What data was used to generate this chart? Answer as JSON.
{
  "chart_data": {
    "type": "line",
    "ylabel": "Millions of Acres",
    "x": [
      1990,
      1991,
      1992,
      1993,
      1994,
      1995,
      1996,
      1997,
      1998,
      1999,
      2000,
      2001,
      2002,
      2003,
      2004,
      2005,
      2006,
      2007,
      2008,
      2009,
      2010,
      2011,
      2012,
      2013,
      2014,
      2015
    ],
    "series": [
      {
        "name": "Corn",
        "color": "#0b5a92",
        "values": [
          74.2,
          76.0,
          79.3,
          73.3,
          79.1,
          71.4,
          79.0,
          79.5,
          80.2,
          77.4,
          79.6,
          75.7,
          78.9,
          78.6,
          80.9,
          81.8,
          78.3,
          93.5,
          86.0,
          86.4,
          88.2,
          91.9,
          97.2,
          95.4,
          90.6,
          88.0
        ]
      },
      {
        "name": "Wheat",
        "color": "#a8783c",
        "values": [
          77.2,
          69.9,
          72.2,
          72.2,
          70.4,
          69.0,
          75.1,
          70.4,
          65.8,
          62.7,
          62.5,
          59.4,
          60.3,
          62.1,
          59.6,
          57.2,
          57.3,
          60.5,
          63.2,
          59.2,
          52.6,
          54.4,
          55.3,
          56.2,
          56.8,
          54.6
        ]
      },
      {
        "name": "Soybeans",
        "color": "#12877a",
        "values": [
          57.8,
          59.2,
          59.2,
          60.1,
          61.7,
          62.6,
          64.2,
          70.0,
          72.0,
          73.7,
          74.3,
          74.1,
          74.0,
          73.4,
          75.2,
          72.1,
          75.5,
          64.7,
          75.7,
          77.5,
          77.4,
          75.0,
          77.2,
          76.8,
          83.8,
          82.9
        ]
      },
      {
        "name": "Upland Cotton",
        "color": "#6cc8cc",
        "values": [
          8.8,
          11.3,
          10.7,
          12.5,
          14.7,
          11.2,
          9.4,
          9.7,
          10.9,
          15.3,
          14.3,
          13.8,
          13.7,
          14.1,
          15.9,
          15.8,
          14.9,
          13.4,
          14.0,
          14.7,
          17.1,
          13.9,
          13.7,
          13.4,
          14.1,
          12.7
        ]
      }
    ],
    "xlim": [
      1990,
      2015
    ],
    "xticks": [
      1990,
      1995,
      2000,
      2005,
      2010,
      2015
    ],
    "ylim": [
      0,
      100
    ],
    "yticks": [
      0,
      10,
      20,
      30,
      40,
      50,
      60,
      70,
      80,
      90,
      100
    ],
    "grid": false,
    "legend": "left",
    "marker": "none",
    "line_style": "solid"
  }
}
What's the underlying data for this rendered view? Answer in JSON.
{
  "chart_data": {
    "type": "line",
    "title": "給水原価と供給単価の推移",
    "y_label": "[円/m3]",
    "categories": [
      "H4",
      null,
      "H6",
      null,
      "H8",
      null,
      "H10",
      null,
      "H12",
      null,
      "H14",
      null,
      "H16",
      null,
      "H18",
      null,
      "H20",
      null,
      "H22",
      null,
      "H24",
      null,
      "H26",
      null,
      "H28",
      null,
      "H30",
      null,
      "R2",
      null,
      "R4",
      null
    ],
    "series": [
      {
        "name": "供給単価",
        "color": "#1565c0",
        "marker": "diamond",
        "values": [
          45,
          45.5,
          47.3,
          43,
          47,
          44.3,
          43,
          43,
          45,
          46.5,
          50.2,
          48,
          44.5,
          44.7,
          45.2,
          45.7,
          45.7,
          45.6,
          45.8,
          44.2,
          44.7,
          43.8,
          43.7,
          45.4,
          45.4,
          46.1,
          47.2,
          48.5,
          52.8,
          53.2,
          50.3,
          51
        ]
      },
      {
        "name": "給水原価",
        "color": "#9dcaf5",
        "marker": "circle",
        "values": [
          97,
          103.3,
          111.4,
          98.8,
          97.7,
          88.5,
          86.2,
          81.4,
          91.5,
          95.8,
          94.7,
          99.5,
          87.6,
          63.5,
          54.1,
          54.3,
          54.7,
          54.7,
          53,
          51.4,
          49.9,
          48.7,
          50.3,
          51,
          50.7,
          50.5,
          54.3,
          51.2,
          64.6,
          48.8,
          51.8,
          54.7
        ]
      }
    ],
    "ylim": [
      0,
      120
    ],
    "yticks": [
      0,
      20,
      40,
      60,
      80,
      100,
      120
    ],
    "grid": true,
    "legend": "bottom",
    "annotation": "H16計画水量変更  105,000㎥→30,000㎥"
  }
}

## The problem
Using the material above, report each line where "name" occurs.

## The result
        "name": "Corn",
        "name": "Wheat",
        "name": "Soybeans",
        "name": "Upland Cotton",
        "name": "供給単価",
        "name": "給水原価",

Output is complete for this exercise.